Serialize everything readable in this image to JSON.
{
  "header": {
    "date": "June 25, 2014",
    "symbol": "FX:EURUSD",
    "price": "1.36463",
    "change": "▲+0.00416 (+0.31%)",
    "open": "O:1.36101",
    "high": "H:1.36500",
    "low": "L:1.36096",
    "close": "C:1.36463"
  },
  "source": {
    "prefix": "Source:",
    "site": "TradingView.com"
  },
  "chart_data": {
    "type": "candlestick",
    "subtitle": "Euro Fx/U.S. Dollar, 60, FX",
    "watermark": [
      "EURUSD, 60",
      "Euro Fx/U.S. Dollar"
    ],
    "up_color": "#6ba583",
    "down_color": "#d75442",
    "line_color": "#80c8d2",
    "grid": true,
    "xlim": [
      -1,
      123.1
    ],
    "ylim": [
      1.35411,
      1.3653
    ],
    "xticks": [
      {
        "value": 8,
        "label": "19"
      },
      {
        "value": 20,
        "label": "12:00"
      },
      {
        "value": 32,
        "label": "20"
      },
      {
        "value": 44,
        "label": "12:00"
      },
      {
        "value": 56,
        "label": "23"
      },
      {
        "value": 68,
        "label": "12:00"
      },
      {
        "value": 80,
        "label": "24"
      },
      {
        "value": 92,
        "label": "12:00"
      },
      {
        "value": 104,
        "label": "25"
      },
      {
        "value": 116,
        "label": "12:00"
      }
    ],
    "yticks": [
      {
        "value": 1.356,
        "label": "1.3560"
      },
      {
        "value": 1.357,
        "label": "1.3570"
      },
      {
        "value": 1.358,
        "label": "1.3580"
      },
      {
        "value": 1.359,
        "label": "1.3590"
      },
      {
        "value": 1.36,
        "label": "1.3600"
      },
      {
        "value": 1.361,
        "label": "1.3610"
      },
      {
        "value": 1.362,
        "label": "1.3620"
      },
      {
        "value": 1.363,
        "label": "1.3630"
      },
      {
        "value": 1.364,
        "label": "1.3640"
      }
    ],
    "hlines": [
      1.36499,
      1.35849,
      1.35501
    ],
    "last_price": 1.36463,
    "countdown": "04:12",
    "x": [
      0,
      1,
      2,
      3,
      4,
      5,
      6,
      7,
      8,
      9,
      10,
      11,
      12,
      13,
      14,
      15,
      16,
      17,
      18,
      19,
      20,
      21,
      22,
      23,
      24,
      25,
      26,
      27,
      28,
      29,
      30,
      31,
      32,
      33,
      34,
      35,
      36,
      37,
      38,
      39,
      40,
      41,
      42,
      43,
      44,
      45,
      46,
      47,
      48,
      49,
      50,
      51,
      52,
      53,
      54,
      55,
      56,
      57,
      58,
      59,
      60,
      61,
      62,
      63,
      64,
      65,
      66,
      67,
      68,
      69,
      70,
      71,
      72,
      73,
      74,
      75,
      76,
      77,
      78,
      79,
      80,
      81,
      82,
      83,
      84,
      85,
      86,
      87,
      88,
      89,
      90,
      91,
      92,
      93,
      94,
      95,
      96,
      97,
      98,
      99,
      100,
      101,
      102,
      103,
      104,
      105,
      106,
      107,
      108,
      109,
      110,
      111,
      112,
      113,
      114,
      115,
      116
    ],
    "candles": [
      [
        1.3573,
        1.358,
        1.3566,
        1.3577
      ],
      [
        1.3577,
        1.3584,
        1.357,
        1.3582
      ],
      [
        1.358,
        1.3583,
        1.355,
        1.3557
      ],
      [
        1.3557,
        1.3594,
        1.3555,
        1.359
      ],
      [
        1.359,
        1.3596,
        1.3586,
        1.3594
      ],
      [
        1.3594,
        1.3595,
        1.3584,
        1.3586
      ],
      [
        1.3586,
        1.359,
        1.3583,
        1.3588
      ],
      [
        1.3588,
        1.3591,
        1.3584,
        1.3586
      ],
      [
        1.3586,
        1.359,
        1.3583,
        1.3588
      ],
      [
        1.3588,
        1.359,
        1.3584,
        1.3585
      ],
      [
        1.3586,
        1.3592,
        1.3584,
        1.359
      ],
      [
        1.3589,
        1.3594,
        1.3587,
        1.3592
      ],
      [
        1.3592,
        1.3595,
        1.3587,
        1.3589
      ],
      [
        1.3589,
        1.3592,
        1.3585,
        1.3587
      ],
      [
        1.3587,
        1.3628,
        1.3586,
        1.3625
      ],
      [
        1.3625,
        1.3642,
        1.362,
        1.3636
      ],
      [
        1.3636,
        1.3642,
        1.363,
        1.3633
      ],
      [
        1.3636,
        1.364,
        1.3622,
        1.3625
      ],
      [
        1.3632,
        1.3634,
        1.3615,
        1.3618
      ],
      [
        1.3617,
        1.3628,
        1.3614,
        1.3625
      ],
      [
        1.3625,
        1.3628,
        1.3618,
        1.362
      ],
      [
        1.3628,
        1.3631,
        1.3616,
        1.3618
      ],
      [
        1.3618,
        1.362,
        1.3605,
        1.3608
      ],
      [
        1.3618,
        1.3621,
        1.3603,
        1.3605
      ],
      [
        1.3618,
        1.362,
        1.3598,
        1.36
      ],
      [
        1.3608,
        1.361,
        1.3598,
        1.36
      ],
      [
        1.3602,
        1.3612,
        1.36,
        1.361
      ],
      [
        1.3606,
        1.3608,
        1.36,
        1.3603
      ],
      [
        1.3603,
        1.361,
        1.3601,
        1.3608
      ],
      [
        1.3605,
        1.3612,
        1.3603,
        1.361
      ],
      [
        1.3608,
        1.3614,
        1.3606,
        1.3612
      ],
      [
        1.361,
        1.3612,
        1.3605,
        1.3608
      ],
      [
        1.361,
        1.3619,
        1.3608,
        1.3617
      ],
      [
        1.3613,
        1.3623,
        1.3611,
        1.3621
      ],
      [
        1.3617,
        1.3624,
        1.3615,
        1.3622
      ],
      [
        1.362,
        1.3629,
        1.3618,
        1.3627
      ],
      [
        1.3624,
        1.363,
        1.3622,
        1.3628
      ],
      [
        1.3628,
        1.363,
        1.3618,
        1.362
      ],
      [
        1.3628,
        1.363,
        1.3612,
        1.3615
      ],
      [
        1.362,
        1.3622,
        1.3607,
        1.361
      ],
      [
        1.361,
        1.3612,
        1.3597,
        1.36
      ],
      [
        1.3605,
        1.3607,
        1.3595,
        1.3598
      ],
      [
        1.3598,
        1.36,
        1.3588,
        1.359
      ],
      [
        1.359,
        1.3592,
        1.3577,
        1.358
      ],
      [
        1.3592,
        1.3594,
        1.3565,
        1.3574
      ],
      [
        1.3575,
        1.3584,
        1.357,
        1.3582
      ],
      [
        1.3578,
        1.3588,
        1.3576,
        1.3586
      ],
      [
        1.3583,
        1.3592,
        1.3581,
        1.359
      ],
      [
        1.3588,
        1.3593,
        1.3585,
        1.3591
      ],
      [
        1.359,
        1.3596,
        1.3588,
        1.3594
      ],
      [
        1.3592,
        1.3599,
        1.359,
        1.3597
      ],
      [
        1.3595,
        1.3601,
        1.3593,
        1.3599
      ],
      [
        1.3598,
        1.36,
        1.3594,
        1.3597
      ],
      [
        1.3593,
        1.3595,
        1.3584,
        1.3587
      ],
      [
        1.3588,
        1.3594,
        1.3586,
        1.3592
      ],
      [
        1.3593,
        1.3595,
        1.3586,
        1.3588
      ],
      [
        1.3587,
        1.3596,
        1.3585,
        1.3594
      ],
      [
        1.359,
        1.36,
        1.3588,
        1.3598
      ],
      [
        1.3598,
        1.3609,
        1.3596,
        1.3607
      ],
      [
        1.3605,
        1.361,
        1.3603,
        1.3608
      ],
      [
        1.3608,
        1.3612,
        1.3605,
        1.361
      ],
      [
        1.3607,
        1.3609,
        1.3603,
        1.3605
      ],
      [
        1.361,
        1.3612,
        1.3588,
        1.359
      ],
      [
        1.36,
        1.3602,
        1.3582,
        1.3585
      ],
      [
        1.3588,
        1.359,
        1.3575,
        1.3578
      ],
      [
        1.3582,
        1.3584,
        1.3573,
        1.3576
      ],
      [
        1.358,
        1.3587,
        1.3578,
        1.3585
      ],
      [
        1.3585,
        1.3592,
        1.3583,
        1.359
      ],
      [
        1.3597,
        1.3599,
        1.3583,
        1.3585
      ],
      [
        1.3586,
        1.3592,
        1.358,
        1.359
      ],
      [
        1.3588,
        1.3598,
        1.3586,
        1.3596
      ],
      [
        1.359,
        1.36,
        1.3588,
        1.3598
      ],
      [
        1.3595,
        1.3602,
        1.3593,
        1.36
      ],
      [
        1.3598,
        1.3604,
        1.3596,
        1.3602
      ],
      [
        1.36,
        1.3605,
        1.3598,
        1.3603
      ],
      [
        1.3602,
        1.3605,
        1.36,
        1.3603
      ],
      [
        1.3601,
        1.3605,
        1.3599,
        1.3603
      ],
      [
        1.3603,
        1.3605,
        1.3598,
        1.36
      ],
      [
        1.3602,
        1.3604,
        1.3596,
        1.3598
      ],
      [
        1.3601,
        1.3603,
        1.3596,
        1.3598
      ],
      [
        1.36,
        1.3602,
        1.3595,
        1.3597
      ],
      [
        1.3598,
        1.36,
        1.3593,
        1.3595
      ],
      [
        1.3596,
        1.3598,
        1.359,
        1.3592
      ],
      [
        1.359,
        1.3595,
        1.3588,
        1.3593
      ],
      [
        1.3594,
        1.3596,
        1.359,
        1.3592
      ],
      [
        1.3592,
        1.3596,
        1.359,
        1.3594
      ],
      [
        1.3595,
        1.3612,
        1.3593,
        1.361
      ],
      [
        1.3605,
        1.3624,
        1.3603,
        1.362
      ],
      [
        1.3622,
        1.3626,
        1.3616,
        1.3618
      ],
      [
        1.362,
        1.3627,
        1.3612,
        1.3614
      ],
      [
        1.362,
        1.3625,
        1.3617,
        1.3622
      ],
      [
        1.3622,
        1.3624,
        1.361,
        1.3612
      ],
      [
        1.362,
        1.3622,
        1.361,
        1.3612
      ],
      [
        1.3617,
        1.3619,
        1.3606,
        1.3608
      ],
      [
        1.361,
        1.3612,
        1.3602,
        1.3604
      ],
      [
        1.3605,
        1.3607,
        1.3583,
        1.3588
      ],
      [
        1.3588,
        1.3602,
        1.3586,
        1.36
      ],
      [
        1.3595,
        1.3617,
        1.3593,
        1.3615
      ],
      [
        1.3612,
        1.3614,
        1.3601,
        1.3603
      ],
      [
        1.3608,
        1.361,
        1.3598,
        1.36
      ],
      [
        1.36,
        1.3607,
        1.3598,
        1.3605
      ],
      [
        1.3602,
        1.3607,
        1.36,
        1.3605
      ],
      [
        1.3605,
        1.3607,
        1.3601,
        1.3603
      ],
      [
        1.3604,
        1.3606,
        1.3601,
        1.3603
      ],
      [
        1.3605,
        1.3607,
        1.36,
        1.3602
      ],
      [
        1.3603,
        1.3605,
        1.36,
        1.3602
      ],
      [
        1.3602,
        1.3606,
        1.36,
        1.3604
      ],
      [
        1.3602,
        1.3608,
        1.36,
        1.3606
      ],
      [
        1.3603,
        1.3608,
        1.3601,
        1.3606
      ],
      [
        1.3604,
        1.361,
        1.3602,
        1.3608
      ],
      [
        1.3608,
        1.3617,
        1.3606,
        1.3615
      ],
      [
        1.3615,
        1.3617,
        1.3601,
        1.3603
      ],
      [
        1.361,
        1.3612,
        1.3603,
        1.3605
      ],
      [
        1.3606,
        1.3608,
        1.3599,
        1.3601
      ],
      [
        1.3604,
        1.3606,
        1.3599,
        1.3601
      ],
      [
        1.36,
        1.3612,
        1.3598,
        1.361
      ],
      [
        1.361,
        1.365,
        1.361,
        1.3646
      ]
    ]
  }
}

————————

● PROBLEM TO WORK ON: Only a number is wanted: how many lines contain "Euro"?

● SOLUTION FOR THIS EXERCISE: 2